> TASK DETAILS: Every line of the listing must be reproduced as it stands. Leave the images behind.

--

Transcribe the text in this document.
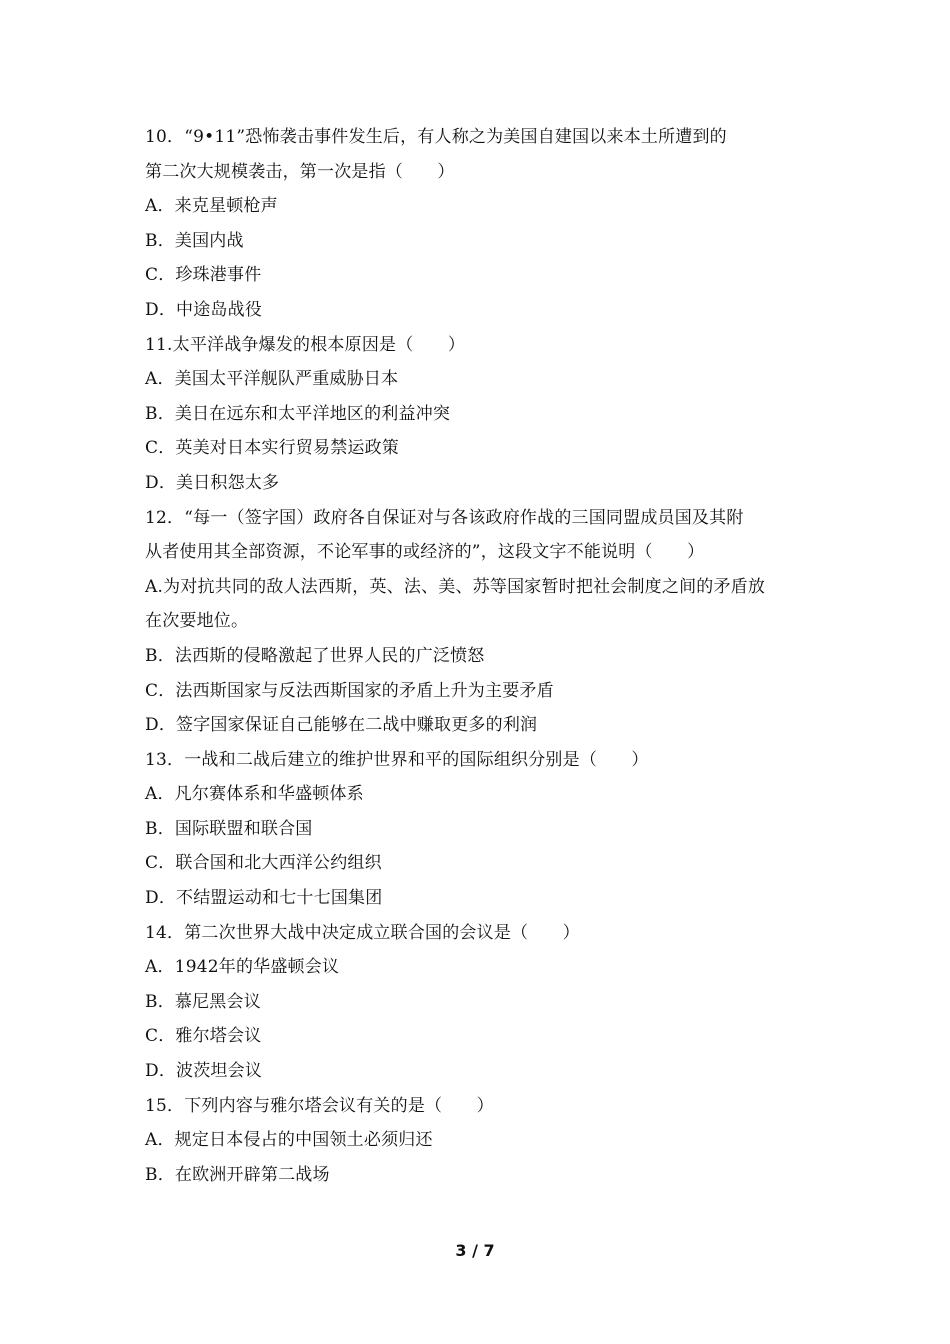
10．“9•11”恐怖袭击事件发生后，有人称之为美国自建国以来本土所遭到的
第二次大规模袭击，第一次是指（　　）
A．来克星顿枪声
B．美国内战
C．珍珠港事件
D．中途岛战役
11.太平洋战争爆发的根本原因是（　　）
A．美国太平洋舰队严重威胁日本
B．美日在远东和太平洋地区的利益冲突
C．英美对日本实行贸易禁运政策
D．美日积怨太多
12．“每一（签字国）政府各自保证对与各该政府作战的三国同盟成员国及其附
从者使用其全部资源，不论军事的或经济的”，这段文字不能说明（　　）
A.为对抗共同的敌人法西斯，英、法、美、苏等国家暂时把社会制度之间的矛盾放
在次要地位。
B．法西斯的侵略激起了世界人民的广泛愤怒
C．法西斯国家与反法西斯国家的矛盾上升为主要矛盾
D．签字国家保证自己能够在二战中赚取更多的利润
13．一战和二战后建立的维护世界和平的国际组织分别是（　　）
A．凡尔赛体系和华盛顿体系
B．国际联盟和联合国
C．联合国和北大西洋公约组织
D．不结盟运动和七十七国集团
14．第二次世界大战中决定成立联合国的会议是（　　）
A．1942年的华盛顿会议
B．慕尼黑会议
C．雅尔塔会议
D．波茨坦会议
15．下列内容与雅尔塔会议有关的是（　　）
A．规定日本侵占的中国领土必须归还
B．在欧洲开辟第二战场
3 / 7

--

> OUTPUT OF THE EXERCISE:
Transcribe the text in this document.
10．“9•11”恐怖袭击事件发生后，有人称之为美国自建国以来本土所遭到的
第二次大规模袭击，第一次是指（　　）
A．来克星顿枪声
B．美国内战
C．珍珠港事件
D．中途岛战役
11.太平洋战争爆发的根本原因是（　　）
A．美国太平洋舰队严重威胁日本
B．美日在远东和太平洋地区的利益冲突
C．英美对日本实行贸易禁运政策
D．美日积怨太多
12．“每一（签字国）政府各自保证对与各该政府作战的三国同盟成员国及其附
从者使用其全部资源，不论军事的或经济的”，这段文字不能说明（　　）
A.为对抗共同的敌人法西斯，英、法、美、苏等国家暂时把社会制度之间的矛盾放
在次要地位。
B．法西斯的侵略激起了世界人民的广泛愤怒
C．法西斯国家与反法西斯国家的矛盾上升为主要矛盾
D．签字国家保证自己能够在二战中赚取更多的利润
13．一战和二战后建立的维护世界和平的国际组织分别是（　　）
A．凡尔赛体系和华盛顿体系
B．国际联盟和联合国
C．联合国和北大西洋公约组织
D．不结盟运动和七十七国集团
14．第二次世界大战中决定成立联合国的会议是（　　）
A．1942年的华盛顿会议
B．慕尼黑会议
C．雅尔塔会议
D．波茨坦会议
15．下列内容与雅尔塔会议有关的是（　　）
A．规定日本侵占的中国领土必须归还
B．在欧洲开辟第二战场
3 / 7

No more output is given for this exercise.